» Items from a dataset
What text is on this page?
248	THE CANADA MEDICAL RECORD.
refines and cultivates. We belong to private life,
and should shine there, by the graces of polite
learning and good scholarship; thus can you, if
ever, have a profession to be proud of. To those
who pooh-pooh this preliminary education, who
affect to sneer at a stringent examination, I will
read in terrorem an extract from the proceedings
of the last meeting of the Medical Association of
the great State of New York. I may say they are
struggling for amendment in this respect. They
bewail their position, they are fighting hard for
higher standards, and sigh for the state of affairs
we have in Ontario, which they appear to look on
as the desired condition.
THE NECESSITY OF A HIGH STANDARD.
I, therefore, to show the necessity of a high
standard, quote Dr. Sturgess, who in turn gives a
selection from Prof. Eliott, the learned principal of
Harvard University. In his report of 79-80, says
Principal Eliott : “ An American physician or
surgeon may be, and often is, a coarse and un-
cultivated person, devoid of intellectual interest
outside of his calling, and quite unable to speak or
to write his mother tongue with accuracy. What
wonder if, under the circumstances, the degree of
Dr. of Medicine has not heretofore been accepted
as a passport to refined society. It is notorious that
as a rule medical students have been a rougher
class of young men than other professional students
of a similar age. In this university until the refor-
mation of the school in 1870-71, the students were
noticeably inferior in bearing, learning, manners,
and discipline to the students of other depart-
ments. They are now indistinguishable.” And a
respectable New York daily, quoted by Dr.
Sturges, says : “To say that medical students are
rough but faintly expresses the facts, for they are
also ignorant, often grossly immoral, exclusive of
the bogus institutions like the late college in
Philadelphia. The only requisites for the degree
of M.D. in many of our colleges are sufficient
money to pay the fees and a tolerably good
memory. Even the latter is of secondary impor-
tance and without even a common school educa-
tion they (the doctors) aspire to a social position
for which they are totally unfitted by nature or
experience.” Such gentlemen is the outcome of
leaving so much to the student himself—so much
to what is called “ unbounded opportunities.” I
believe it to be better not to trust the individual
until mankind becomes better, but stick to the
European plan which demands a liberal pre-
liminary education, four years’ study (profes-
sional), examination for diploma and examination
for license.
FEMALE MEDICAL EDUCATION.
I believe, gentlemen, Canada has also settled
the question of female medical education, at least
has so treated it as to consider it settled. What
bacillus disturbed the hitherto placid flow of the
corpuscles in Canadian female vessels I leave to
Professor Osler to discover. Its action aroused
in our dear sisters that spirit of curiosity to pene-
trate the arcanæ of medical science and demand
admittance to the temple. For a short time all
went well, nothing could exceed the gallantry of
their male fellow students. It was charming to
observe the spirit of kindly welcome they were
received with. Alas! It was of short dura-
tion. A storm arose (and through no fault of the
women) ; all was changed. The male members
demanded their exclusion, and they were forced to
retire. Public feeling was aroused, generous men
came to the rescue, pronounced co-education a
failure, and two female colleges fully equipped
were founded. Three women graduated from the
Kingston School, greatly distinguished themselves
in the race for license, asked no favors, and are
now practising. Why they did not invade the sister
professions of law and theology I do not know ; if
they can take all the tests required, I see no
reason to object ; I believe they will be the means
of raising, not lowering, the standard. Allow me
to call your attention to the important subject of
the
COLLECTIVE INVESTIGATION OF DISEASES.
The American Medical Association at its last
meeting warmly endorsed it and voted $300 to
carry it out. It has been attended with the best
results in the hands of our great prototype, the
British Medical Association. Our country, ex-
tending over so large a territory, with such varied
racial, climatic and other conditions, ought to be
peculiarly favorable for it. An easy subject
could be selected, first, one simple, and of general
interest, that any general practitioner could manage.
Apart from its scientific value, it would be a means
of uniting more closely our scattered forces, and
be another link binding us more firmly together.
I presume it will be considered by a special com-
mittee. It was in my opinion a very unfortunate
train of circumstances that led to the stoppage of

» PROMPT
Give the records above again, word for word.

» WRITTEN ANSWER
What text is on this page?
248	THE CANADA MEDICAL RECORD.
refines and cultivates. We belong to private life,
and should shine there, by the graces of polite
learning and good scholarship; thus can you, if
ever, have a profession to be proud of. To those
who pooh-pooh this preliminary education, who
affect to sneer at a stringent examination, I will
read in terrorem an extract from the proceedings
of the last meeting of the Medical Association of
the great State of New York. I may say they are
struggling for amendment in this respect. They
bewail their position, they are fighting hard for
higher standards, and sigh for the state of affairs
we have in Ontario, which they appear to look on
as the desired condition.
THE NECESSITY OF A HIGH STANDARD.
I, therefore, to show the necessity of a high
standard, quote Dr. Sturgess, who in turn gives a
selection from Prof. Eliott, the learned principal of
Harvard University. In his report of 79-80, says
Principal Eliott : “ An American physician or
surgeon may be, and often is, a coarse and un-
cultivated person, devoid of intellectual interest
outside of his calling, and quite unable to speak or
to write his mother tongue with accuracy. What
wonder if, under the circumstances, the degree of
Dr. of Medicine has not heretofore been accepted
as a passport to refined society. It is notorious that
as a rule medical students have been a rougher
class of young men than other professional students
of a similar age. In this university until the refor-
mation of the school in 1870-71, the students were
noticeably inferior in bearing, learning, manners,
and discipline to the students of other depart-
ments. They are now indistinguishable.” And a
respectable New York daily, quoted by Dr.
Sturges, says : “To say that medical students are
rough but faintly expresses the facts, for they are
also ignorant, often grossly immoral, exclusive of
the bogus institutions like the late college in
Philadelphia. The only requisites for the degree
of M.D. in many of our colleges are sufficient
money to pay the fees and a tolerably good
memory. Even the latter is of secondary impor-
tance and without even a common school educa-
tion they (the doctors) aspire to a social position
for which they are totally unfitted by nature or
experience.” Such gentlemen is the outcome of
leaving so much to the student himself—so much
to what is called “ unbounded opportunities.” I
believe it to be better not to trust the individual
until mankind becomes better, but stick to the
European plan which demands a liberal pre-
liminary education, four years’ study (profes-
sional), examination for diploma and examination
for license.
FEMALE MEDICAL EDUCATION.
I believe, gentlemen, Canada has also settled
the question of female medical education, at least
has so treated it as to consider it settled. What
bacillus disturbed the hitherto placid flow of the
corpuscles in Canadian female vessels I leave to
Professor Osler to discover. Its action aroused
in our dear sisters that spirit of curiosity to pene-
trate the arcanæ of medical science and demand
admittance to the temple. For a short time all
went well, nothing could exceed the gallantry of
their male fellow students. It was charming to
observe the spirit of kindly welcome they were
received with. Alas! It was of short dura-
tion. A storm arose (and through no fault of the
women) ; all was changed. The male members
demanded their exclusion, and they were forced to
retire. Public feeling was aroused, generous men
came to the rescue, pronounced co-education a
failure, and two female colleges fully equipped
were founded. Three women graduated from the
Kingston School, greatly distinguished themselves
in the race for license, asked no favors, and are
now practising. Why they did not invade the sister
professions of law and theology I do not know ; if
they can take all the tests required, I see no
reason to object ; I believe they will be the means
of raising, not lowering, the standard. Allow me
to call your attention to the important subject of
the
COLLECTIVE INVESTIGATION OF DISEASES.
The American Medical Association at its last
meeting warmly endorsed it and voted $300 to
carry it out. It has been attended with the best
results in the hands of our great prototype, the
British Medical Association. Our country, ex-
tending over so large a territory, with such varied
racial, climatic and other conditions, ought to be
peculiarly favorable for it. An easy subject
could be selected, first, one simple, and of general
interest, that any general practitioner could manage.
Apart from its scientific value, it would be a means
of uniting more closely our scattered forces, and
be another link binding us more firmly together.
I presume it will be considered by a special com-
mittee. It was in my opinion a very unfortunate
train of circumstances that led to the stoppage of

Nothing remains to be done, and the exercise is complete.